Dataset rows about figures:

+---+

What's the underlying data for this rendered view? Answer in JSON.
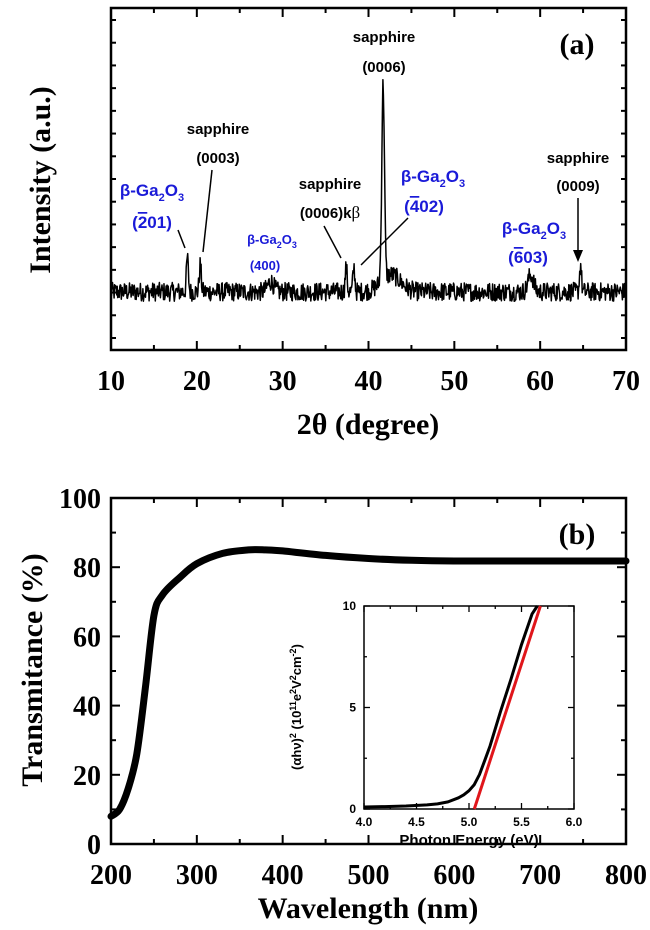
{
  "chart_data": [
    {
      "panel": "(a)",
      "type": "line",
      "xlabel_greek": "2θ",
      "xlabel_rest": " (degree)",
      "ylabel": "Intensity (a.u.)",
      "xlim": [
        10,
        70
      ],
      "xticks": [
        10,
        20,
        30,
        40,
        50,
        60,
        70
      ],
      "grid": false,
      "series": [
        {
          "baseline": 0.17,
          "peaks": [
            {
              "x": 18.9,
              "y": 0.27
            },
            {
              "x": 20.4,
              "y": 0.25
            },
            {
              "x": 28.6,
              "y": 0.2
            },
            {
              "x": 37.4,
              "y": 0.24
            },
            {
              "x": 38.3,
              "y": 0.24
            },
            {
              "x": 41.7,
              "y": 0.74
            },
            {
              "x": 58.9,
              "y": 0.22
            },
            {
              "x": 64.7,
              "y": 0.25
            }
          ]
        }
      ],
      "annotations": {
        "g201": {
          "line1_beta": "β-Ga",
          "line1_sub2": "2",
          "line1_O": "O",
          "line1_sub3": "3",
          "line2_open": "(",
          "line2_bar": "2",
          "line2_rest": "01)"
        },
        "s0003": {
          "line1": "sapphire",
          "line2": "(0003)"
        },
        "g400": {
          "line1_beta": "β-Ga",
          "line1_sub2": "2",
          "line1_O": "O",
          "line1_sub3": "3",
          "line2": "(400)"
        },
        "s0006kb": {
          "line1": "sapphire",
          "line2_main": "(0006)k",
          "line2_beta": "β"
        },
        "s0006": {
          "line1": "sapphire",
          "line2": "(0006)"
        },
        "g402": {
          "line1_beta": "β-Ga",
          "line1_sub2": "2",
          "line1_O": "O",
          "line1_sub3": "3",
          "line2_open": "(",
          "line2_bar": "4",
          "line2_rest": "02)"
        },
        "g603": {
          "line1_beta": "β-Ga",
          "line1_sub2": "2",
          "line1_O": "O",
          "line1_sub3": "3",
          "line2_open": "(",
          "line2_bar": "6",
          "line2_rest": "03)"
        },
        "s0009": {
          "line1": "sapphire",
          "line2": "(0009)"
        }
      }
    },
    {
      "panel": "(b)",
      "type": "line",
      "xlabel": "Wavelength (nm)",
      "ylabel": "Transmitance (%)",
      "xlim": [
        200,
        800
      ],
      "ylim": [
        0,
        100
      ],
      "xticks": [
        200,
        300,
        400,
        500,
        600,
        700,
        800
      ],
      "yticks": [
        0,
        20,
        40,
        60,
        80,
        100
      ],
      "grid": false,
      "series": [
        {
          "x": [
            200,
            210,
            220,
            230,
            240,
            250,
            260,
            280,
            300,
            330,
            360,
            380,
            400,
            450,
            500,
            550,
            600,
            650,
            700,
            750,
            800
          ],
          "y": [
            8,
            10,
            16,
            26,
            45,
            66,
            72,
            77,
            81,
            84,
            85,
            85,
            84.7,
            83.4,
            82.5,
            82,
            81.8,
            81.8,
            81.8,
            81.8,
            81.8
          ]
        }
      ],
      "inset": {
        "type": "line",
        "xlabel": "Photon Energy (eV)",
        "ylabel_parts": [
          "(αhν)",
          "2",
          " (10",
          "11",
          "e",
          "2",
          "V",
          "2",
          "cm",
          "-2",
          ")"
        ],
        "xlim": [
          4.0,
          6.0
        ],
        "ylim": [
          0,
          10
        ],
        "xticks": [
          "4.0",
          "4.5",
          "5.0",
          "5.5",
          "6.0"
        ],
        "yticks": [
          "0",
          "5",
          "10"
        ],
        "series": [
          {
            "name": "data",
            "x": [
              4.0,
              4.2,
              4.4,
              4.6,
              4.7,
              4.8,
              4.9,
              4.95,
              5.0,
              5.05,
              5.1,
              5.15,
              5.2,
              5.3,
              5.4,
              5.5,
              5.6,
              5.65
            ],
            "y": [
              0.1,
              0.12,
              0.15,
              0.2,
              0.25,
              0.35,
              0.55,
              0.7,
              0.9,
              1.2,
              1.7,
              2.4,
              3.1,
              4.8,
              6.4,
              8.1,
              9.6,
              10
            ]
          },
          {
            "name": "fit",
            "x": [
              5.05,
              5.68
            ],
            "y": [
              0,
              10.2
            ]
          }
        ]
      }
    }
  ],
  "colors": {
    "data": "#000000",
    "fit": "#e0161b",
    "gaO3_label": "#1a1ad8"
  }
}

+---+

All the material shown above is to be copied exactly, with no pictures carried over.

### Result for this task
What's the underlying data for this rendered view? Answer in JSON.
{
  "chart_data": [
    {
      "panel": "(a)",
      "type": "line",
      "xlabel_greek": "2θ",
      "xlabel_rest": " (degree)",
      "ylabel": "Intensity (a.u.)",
      "xlim": [
        10,
        70
      ],
      "xticks": [
        10,
        20,
        30,
        40,
        50,
        60,
        70
      ],
      "grid": false,
      "series": [
        {
          "baseline": 0.17,
          "peaks": [
            {
              "x": 18.9,
              "y": 0.27
            },
            {
              "x": 20.4,
              "y": 0.25
            },
            {
              "x": 28.6,
              "y": 0.2
            },
            {
              "x": 37.4,
              "y": 0.24
            },
            {
              "x": 38.3,
              "y": 0.24
            },
            {
              "x": 41.7,
              "y": 0.74
            },
            {
              "x": 58.9,
              "y": 0.22
            },
            {
              "x": 64.7,
              "y": 0.25
            }
          ]
        }
      ],
      "annotations": {
        "g201": {
          "line1_beta": "β-Ga",
          "line1_sub2": "2",
          "line1_O": "O",
          "line1_sub3": "3",
          "line2_open": "(",
          "line2_bar": "2",
          "line2_rest": "01)"
        },
        "s0003": {
          "line1": "sapphire",
          "line2": "(0003)"
        },
        "g400": {
          "line1_beta": "β-Ga",
          "line1_sub2": "2",
          "line1_O": "O",
          "line1_sub3": "3",
          "line2": "(400)"
        },
        "s0006kb": {
          "line1": "sapphire",
          "line2_main": "(0006)k",
          "line2_beta": "β"
        },
        "s0006": {
          "line1": "sapphire",
          "line2": "(0006)"
        },
        "g402": {
          "line1_beta": "β-Ga",
          "line1_sub2": "2",
          "line1_O": "O",
          "line1_sub3": "3",
          "line2_open": "(",
          "line2_bar": "4",
          "line2_rest": "02)"
        },
        "g603": {
          "line1_beta": "β-Ga",
          "line1_sub2": "2",
          "line1_O": "O",
          "line1_sub3": "3",
          "line2_open": "(",
          "line2_bar": "6",
          "line2_rest": "03)"
        },
        "s0009": {
          "line1": "sapphire",
          "line2": "(0009)"
        }
      }
    },
    {
      "panel": "(b)",
      "type": "line",
      "xlabel": "Wavelength (nm)",
      "ylabel": "Transmitance (%)",
      "xlim": [
        200,
        800
      ],
      "ylim": [
        0,
        100
      ],
      "xticks": [
        200,
        300,
        400,
        500,
        600,
        700,
        800
      ],
      "yticks": [
        0,
        20,
        40,
        60,
        80,
        100
      ],
      "grid": false,
      "series": [
        {
          "x": [
            200,
            210,
            220,
            230,
            240,
            250,
            260,
            280,
            300,
            330,
            360,
            380,
            400,
            450,
            500,
            550,
            600,
            650,
            700,
            750,
            800
          ],
          "y": [
            8,
            10,
            16,
            26,
            45,
            66,
            72,
            77,
            81,
            84,
            85,
            85,
            84.7,
            83.4,
            82.5,
            82,
            81.8,
            81.8,
            81.8,
            81.8,
            81.8
          ]
        }
      ],
      "inset": {
        "type": "line",
        "xlabel": "Photon Energy (eV)",
        "ylabel_parts": [
          "(αhν)",
          "2",
          " (10",
          "11",
          "e",
          "2",
          "V",
          "2",
          "cm",
          "-2",
          ")"
        ],
        "xlim": [
          4.0,
          6.0
        ],
        "ylim": [
          0,
          10
        ],
        "xticks": [
          "4.0",
          "4.5",
          "5.0",
          "5.5",
          "6.0"
        ],
        "yticks": [
          "0",
          "5",
          "10"
        ],
        "series": [
          {
            "name": "data",
            "x": [
              4.0,
              4.2,
              4.4,
              4.6,
              4.7,
              4.8,
              4.9,
              4.95,
              5.0,
              5.05,
              5.1,
              5.15,
              5.2,
              5.3,
              5.4,
              5.5,
              5.6,
              5.65
            ],
            "y": [
              0.1,
              0.12,
              0.15,
              0.2,
              0.25,
              0.35,
              0.55,
              0.7,
              0.9,
              1.2,
              1.7,
              2.4,
              3.1,
              4.8,
              6.4,
              8.1,
              9.6,
              10
            ]
          },
          {
            "name": "fit",
            "x": [
              5.05,
              5.68
            ],
            "y": [
              0,
              10.2
            ]
          }
        ]
      }
    }
  ],
  "colors": {
    "data": "#000000",
    "fit": "#e0161b",
    "gaO3_label": "#1a1ad8"
  }
}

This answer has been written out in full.